Task directions — In the entries below, find the lines with the word "Trend" and copy them.

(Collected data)
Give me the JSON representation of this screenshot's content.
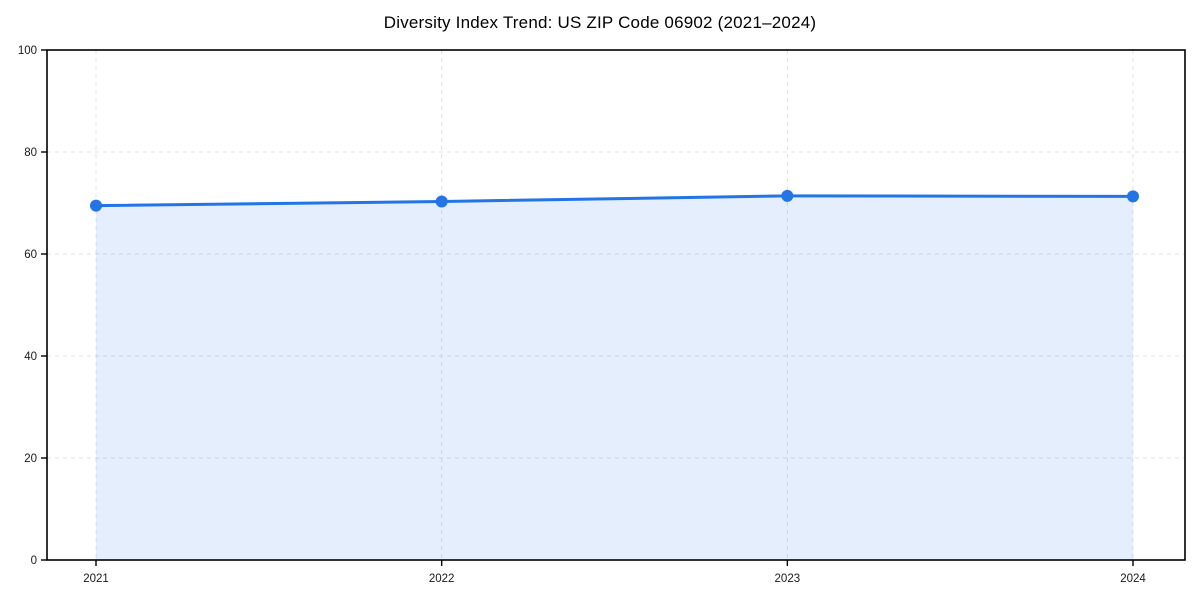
{
  "title": "Diversity Index Trend: US ZIP Code 06902 (2021–2024)",
  "colors": {
    "line": "#2374e4",
    "marker": "#2374e4",
    "fill": "rgba(35,116,228,0.12)",
    "grid": "#e0e0e0",
    "spine": "#000000",
    "tick_label": "#1a1a1a",
    "background": "#ffffff"
  },
  "chart_data": {
    "type": "area",
    "title": "Diversity Index Trend: US ZIP Code 06902 (2021–2024)",
    "categories": [
      "2021",
      "2022",
      "2023",
      "2024"
    ],
    "series": [
      {
        "name": "Diversity Index",
        "values": [
          69.5,
          70.3,
          71.4,
          71.3
        ]
      }
    ],
    "xlabel": "",
    "ylabel": "",
    "ylim": [
      0,
      100
    ],
    "yticks": [
      0,
      20,
      40,
      60,
      80,
      100
    ],
    "grid": true,
    "grid_style": "dashed",
    "legend": false,
    "marker": "circle",
    "fill_under_line": true
  }
}
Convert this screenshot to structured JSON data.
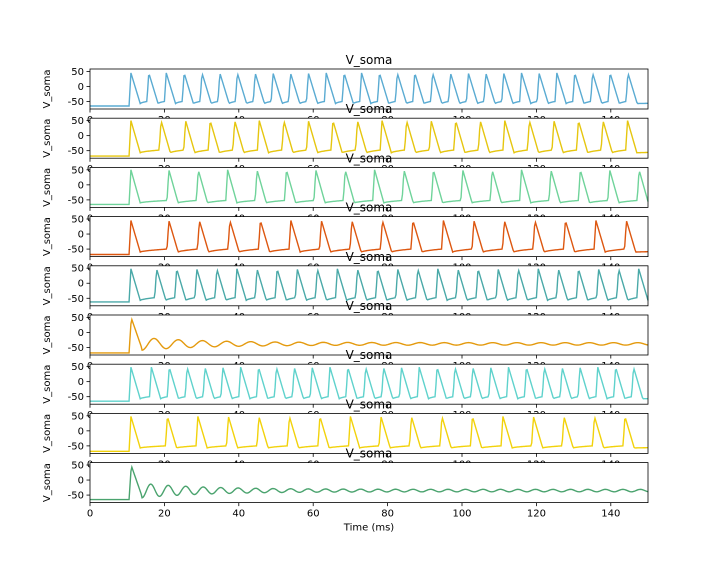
{
  "chart_data": {
    "type": "line",
    "xlabel": "Time (ms)",
    "xlim": [
      0,
      150
    ],
    "x_ticks": [
      0,
      20,
      40,
      60,
      80,
      100,
      120,
      140
    ],
    "ylim": [
      -75,
      58
    ],
    "y_ticks": [
      50,
      0,
      -50
    ],
    "panels": [
      {
        "title": "V_soma",
        "ylabel": "V_soma",
        "color": "#5aabd2",
        "rest": -65,
        "peak": 45,
        "spike_times": [
          10.5,
          15.3,
          20.0,
          24.8,
          29.6,
          34.4,
          39.1,
          43.9,
          48.7,
          53.4,
          58.2,
          63.0,
          67.8,
          72.5,
          77.3,
          82.1,
          86.8,
          91.6,
          96.4,
          101.2,
          105.9,
          110.7,
          115.5,
          120.2,
          125.0,
          129.8,
          134.6,
          139.3,
          144.1
        ],
        "trough": -57,
        "plateau": -50,
        "damped_mean": null
      },
      {
        "title": "V_soma",
        "ylabel": "V_soma",
        "color": "#e6c60f",
        "rest": -68,
        "peak": 50,
        "spike_times": [
          10.5,
          18.6,
          25.2,
          31.8,
          38.4,
          45.0,
          51.6,
          58.2,
          64.8,
          71.4,
          78.0,
          84.6,
          91.2,
          97.8,
          104.4,
          111.0,
          117.6,
          124.2,
          130.8,
          137.4,
          144.0
        ],
        "trough": -57,
        "plateau": -48,
        "damped_mean": null
      },
      {
        "title": "V_soma",
        "ylabel": "V_soma",
        "color": "#6fd39a",
        "rest": -65,
        "peak": 50,
        "spike_times": [
          10.5,
          20.7,
          28.6,
          36.5,
          44.4,
          52.3,
          60.2,
          68.1,
          76.0,
          83.9,
          91.8,
          99.7,
          107.6,
          115.5,
          123.4,
          131.3,
          139.2,
          147.1
        ],
        "trough": -60,
        "plateau": -52,
        "damped_mean": null
      },
      {
        "title": "V_soma",
        "ylabel": "V_soma",
        "color": "#dd5710",
        "rest": -68,
        "peak": 45,
        "spike_times": [
          10.5,
          20.7,
          28.9,
          37.1,
          45.3,
          53.5,
          61.7,
          69.9,
          78.1,
          86.3,
          94.5,
          102.7,
          110.9,
          119.1,
          127.3,
          135.5,
          143.7
        ],
        "trough": -60,
        "plateau": -50,
        "damped_mean": null
      },
      {
        "title": "V_soma",
        "ylabel": "V_soma",
        "color": "#4aa9a8",
        "rest": -62,
        "peak": 48,
        "spike_times": [
          10.5,
          17.4,
          22.8,
          28.2,
          33.6,
          39.0,
          44.4,
          49.8,
          55.2,
          60.6,
          66.0,
          71.4,
          76.8,
          82.2,
          87.6,
          93.0,
          98.4,
          103.8,
          109.2,
          114.6,
          120.0,
          125.4,
          130.8,
          136.2,
          141.6,
          147.0
        ],
        "trough": -57,
        "plateau": -48,
        "damped_mean": null
      },
      {
        "title": "V_soma",
        "ylabel": "V_soma",
        "color": "#e49a0e",
        "rest": -68,
        "peak": 48,
        "spike_times": [
          10.5
        ],
        "trough": -55,
        "plateau": null,
        "damped_mean": -38
      },
      {
        "title": "V_soma",
        "ylabel": "V_soma",
        "color": "#5fd2cc",
        "rest": -65,
        "peak": 48,
        "spike_times": [
          10.5,
          16.0,
          20.8,
          25.6,
          30.4,
          35.2,
          40.0,
          44.8,
          49.6,
          54.4,
          59.2,
          64.0,
          68.8,
          73.6,
          78.4,
          83.2,
          88.0,
          92.8,
          97.6,
          102.4,
          107.2,
          112.0,
          116.8,
          121.6,
          126.4,
          131.2,
          136.0,
          140.8,
          145.6
        ],
        "trough": -57,
        "plateau": -50,
        "damped_mean": null
      },
      {
        "title": "V_soma",
        "ylabel": "V_soma",
        "color": "#f2d20b",
        "rest": -68,
        "peak": 48,
        "spike_times": [
          10.5,
          20.3,
          28.5,
          36.7,
          44.9,
          53.1,
          61.3,
          69.5,
          77.7,
          85.9,
          94.1,
          102.3,
          110.5,
          118.7,
          126.9,
          135.1,
          143.3
        ],
        "trough": -57,
        "plateau": -50,
        "damped_mean": null
      },
      {
        "title": "V_soma",
        "ylabel": "V_soma",
        "color": "#4aa36e",
        "rest": -65,
        "peak": 48,
        "spike_times": [
          10.5
        ],
        "trough": -55,
        "plateau": null,
        "damped_mean": -35,
        "osc_period": 4.7
      }
    ]
  }
}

The completed task —
  "title": "Diversity Index Trend: US ZIP Code 06902 (2021–2024)",
    "title": "Diversity Index Trend: US ZIP Code 06902 (2021–2024)",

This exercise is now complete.